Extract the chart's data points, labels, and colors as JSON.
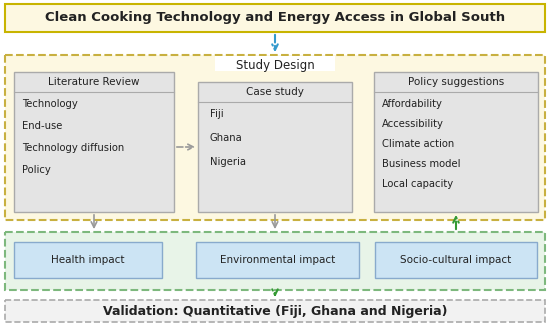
{
  "title": "Clean Cooking Technology and Energy Access in Global South",
  "validation_text": "Validation: Quantitative (Fiji, Ghana and Nigeria)",
  "study_design_label": "Study Design",
  "lit_review_title": "Literature Review",
  "lit_review_items": [
    "Technology",
    "End-use",
    "Technology diffusion",
    "Policy"
  ],
  "case_study_title": "Case study",
  "case_study_items": [
    "Fiji",
    "Ghana",
    "Nigeria"
  ],
  "policy_title": "Policy suggestions",
  "policy_items": [
    "Affordability",
    "Accessibility",
    "Climate action",
    "Business model",
    "Local capacity"
  ],
  "impact_boxes": [
    "Health impact",
    "Environmental impact",
    "Socio-cultural impact"
  ],
  "colors": {
    "title_bg": "#fdf8e1",
    "title_border": "#c8b400",
    "title_text": "#000000",
    "study_design_bg": "#fdf8e1",
    "study_design_border": "#c8b040",
    "inner_box_bg": "#e4e4e4",
    "inner_box_border": "#aaaaaa",
    "impact_section_bg": "#e8f4e8",
    "impact_section_border": "#7db87d",
    "impact_box_bg": "#cce4f4",
    "impact_box_border": "#88aacc",
    "validation_bg": "#f2f2f2",
    "validation_border": "#aaaaaa",
    "arrow_blue": "#3399cc",
    "arrow_gray": "#999999",
    "arrow_green": "#339933"
  },
  "fig_width": 5.5,
  "fig_height": 3.26,
  "dpi": 100
}
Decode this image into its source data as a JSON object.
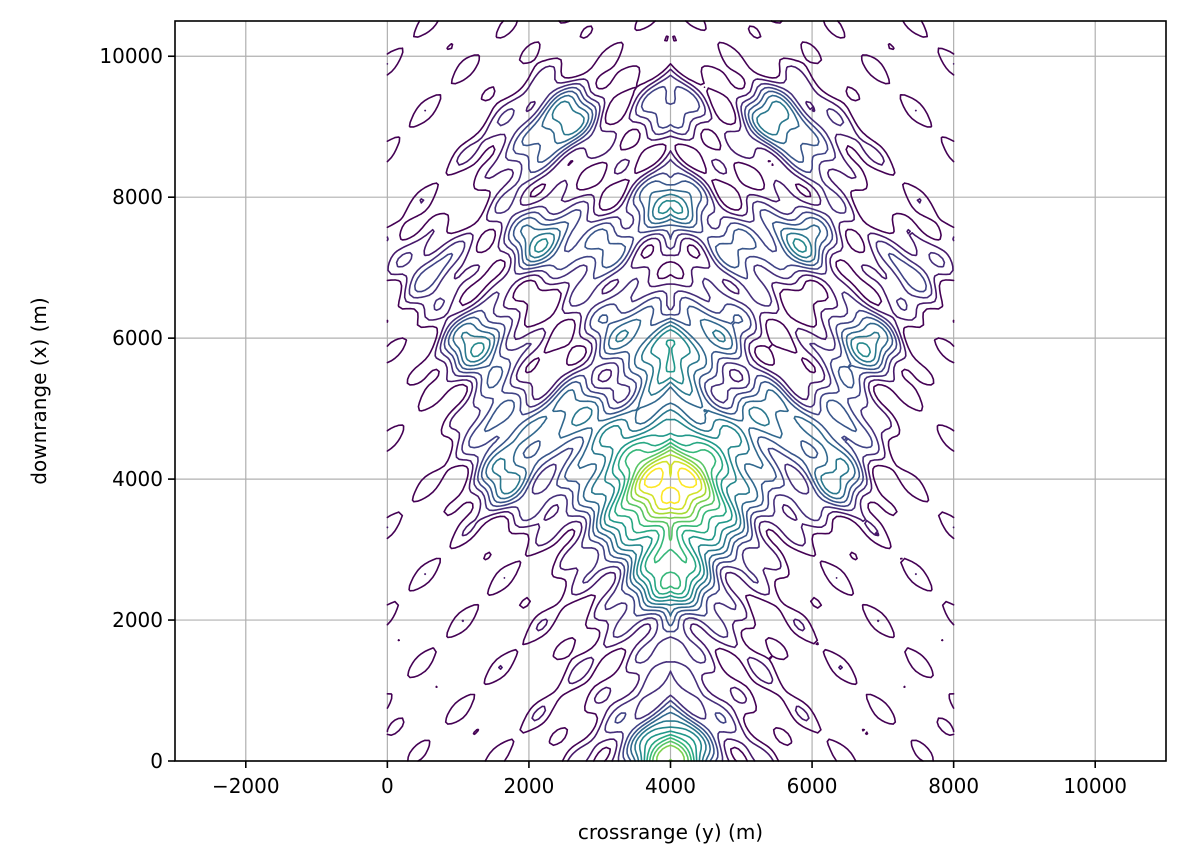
{
  "chart_data": {
    "type": "contour",
    "title": "",
    "xlabel": "crossrange (y) (m)",
    "ylabel": "downrange (x) (m)",
    "xlim": [
      -3000,
      11000
    ],
    "ylim": [
      0,
      10500
    ],
    "xticks": [
      -2000,
      0,
      2000,
      4000,
      6000,
      8000,
      10000
    ],
    "xtick_labels": [
      "−2000",
      "0",
      "2000",
      "4000",
      "6000",
      "8000",
      "10000"
    ],
    "yticks": [
      0,
      2000,
      4000,
      6000,
      8000,
      10000
    ],
    "ytick_labels": [
      "0",
      "2000",
      "4000",
      "6000",
      "8000",
      "10000"
    ],
    "grid": true,
    "colormap": "viridis",
    "data_extent": {
      "x": [
        0,
        8000
      ],
      "y": [
        0,
        10500
      ]
    },
    "symmetry_axis_x": 4000,
    "peaks": [
      {
        "x": 4000,
        "y": 3900,
        "level": 1.0
      },
      {
        "x": 4000,
        "y": 100,
        "level": 0.72
      },
      {
        "x": 4000,
        "y": 5800,
        "level": 0.55
      },
      {
        "x": 4000,
        "y": 7900,
        "level": 0.48
      },
      {
        "x": 4000,
        "y": 2500,
        "level": 0.45
      },
      {
        "x": 1300,
        "y": 5900,
        "level": 0.52
      },
      {
        "x": 6700,
        "y": 5900,
        "level": 0.52
      },
      {
        "x": 2500,
        "y": 9100,
        "level": 0.5
      },
      {
        "x": 5500,
        "y": 9100,
        "level": 0.5
      },
      {
        "x": 2100,
        "y": 7400,
        "level": 0.45
      },
      {
        "x": 5900,
        "y": 7400,
        "level": 0.45
      },
      {
        "x": 1700,
        "y": 4000,
        "level": 0.42
      },
      {
        "x": 6300,
        "y": 4000,
        "level": 0.42
      },
      {
        "x": 2600,
        "y": 4900,
        "level": 0.38
      },
      {
        "x": 5400,
        "y": 4900,
        "level": 0.38
      },
      {
        "x": 1600,
        "y": 4800,
        "level": 0.32
      },
      {
        "x": 6400,
        "y": 4800,
        "level": 0.32
      },
      {
        "x": 3000,
        "y": 7300,
        "level": 0.3
      },
      {
        "x": 5000,
        "y": 7300,
        "level": 0.3
      },
      {
        "x": 3200,
        "y": 6200,
        "level": 0.3
      },
      {
        "x": 4800,
        "y": 6200,
        "level": 0.3
      },
      {
        "x": 4000,
        "y": 9300,
        "level": 0.3
      },
      {
        "x": 600,
        "y": 7000,
        "level": 0.28
      },
      {
        "x": 7400,
        "y": 7000,
        "level": 0.28
      },
      {
        "x": 1800,
        "y": 8600,
        "level": 0.22
      },
      {
        "x": 6200,
        "y": 8600,
        "level": 0.22
      }
    ],
    "colors": {
      "frame": "#000000",
      "grid": "#b0b0b0",
      "low": "#440154",
      "high": "#fde725"
    }
  }
}
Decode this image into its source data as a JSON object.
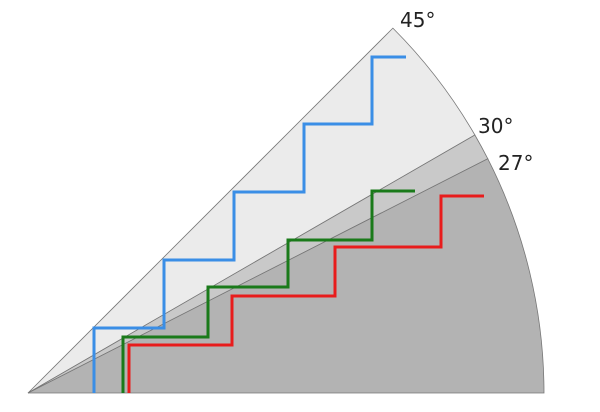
{
  "sectors": [
    {
      "from_deg": 30,
      "to_deg": 45,
      "fill": "#ebebeb"
    },
    {
      "from_deg": 27,
      "to_deg": 30,
      "fill": "#c9c9c9"
    },
    {
      "from_deg": 0,
      "to_deg": 27,
      "fill": "#b3b3b3"
    }
  ],
  "angle_labels": [
    {
      "deg": 45,
      "text": "45°"
    },
    {
      "deg": 30,
      "text": "30°"
    },
    {
      "deg": 27,
      "text": "27°"
    }
  ],
  "stairs": [
    {
      "color": "#3a8ee6",
      "angle_deg": 45
    },
    {
      "color": "#1a7a1a",
      "angle_deg": 30
    },
    {
      "color": "#e81c1c",
      "angle_deg": 27
    }
  ]
}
------------------------------
Quote each record exactly as it stands, minus the pictures.

▶ _IN RESPONSE_:
Extract the chart's data points, labels, and colors as JSON.
{
  "title": "Clean Cooking Technology and Energy Access in Global South",
  "validation_text": "Validation: Quantitative (Fiji, Ghana and Nigeria)",
  "study_design_label": "Study Design",
  "lit_review_title": "Literature Review",
  "lit_review_items": [
    "Technology",
    "End-use",
    "Technology diffusion",
    "Policy"
  ],
  "case_study_title": "Case study",
  "case_study_items": [
    "Fiji",
    "Ghana",
    "Nigeria"
  ],
  "policy_title": "Policy suggestions",
  "policy_items": [
    "Affordability",
    "Accessibility",
    "Climate action",
    "Business model",
    "Local capacity"
  ],
  "impact_boxes": [
    "Health impact",
    "Environmental impact",
    "Socio-cultural impact"
  ],
  "colors": {
    "title_bg": "#fdf8e1",
    "title_border": "#c8b400",
    "title_text": "#000000",
    "study_design_bg": "#fdf8e1",
    "study_design_border": "#c8b040",
    "inner_box_bg": "#e4e4e4",
    "inner_box_border": "#aaaaaa",
    "impact_section_bg": "#e8f4e8",
    "impact_section_border": "#7db87d",
    "impact_box_bg": "#cce4f4",
    "impact_box_border": "#88aacc",
    "validation_bg": "#f2f2f2",
    "validation_border": "#aaaaaa",
    "arrow_blue": "#3399cc",
    "arrow_gray": "#999999",
    "arrow_green": "#339933"
  },
  "fig_width": 5.5,
  "fig_height": 3.26,
  "dpi": 100
}
Decode this image into its source data as a JSON object.
{
  "chart_data": {
    "type": "contour",
    "title": "",
    "xlabel": "crossrange (y) (m)",
    "ylabel": "downrange (x) (m)",
    "xlim": [
      -3000,
      11000
    ],
    "ylim": [
      0,
      10500
    ],
    "xticks": [
      -2000,
      0,
      2000,
      4000,
      6000,
      8000,
      10000
    ],
    "xtick_labels": [
      "−2000",
      "0",
      "2000",
      "4000",
      "6000",
      "8000",
      "10000"
    ],
    "yticks": [
      0,
      2000,
      4000,
      6000,
      8000,
      10000
    ],
    "ytick_labels": [
      "0",
      "2000",
      "4000",
      "6000",
      "8000",
      "10000"
    ],
    "grid": true,
    "colormap": "viridis",
    "data_extent": {
      "x": [
        0,
        8000
      ],
      "y": [
        0,
        10500
      ]
    },
    "symmetry_axis_x": 4000,
    "peaks": [
      {
        "x": 4000,
        "y": 3900,
        "level": 1.0
      },
      {
        "x": 4000,
        "y": 100,
        "level": 0.72
      },
      {
        "x": 4000,
        "y": 5800,
        "level": 0.55
      },
      {
        "x": 4000,
        "y": 7900,
        "level": 0.48
      },
      {
        "x": 4000,
        "y": 2500,
        "level": 0.45
      },
      {
        "x": 1300,
        "y": 5900,
        "level": 0.52
      },
      {
        "x": 6700,
        "y": 5900,
        "level": 0.52
      },
      {
        "x": 2500,
        "y": 9100,
        "level": 0.5
      },
      {
        "x": 5500,
        "y": 9100,
        "level": 0.5
      },
      {
        "x": 2100,
        "y": 7400,
        "level": 0.45
      },
      {
        "x": 5900,
        "y": 7400,
        "level": 0.45
      },
      {
        "x": 1700,
        "y": 4000,
        "level": 0.42
      },
      {
        "x": 6300,
        "y": 4000,
        "level": 0.42
      },
      {
        "x": 2600,
        "y": 4900,
        "level": 0.38
      },
      {
        "x": 5400,
        "y": 4900,
        "level": 0.38
      },
      {
        "x": 1600,
        "y": 4800,
        "level": 0.32
      },
      {
        "x": 6400,
        "y": 4800,
        "level": 0.32
      },
      {
        "x": 3000,
        "y": 7300,
        "level": 0.3
      },
      {
        "x": 5000,
        "y": 7300,
        "level": 0.3
      },
      {
        "x": 3200,
        "y": 6200,
        "level": 0.3
      },
      {
        "x": 4800,
        "y": 6200,
        "level": 0.3
      },
      {
        "x": 4000,
        "y": 9300,
        "level": 0.3
      },
      {
        "x": 600,
        "y": 7000,
        "level": 0.28
      },
      {
        "x": 7400,
        "y": 7000,
        "level": 0.28
      },
      {
        "x": 1800,
        "y": 8600,
        "level": 0.22
      },
      {
        "x": 6200,
        "y": 8600,
        "level": 0.22
      }
    ],
    "colors": {
      "frame": "#000000",
      "grid": "#b0b0b0",
      "low": "#440154",
      "high": "#fde725"
    }
  }
}
Decode this image into its source data as a JSON object.
{
  "sectors": [
    {
      "from_deg": 30,
      "to_deg": 45,
      "fill": "#ebebeb"
    },
    {
      "from_deg": 27,
      "to_deg": 30,
      "fill": "#c9c9c9"
    },
    {
      "from_deg": 0,
      "to_deg": 27,
      "fill": "#b3b3b3"
    }
  ],
  "angle_labels": [
    {
      "deg": 45,
      "text": "45°"
    },
    {
      "deg": 30,
      "text": "30°"
    },
    {
      "deg": 27,
      "text": "27°"
    }
  ],
  "stairs": [
    {
      "color": "#3a8ee6",
      "angle_deg": 45
    },
    {
      "color": "#1a7a1a",
      "angle_deg": 30
    },
    {
      "color": "#e81c1c",
      "angle_deg": 27
    }
  ]
}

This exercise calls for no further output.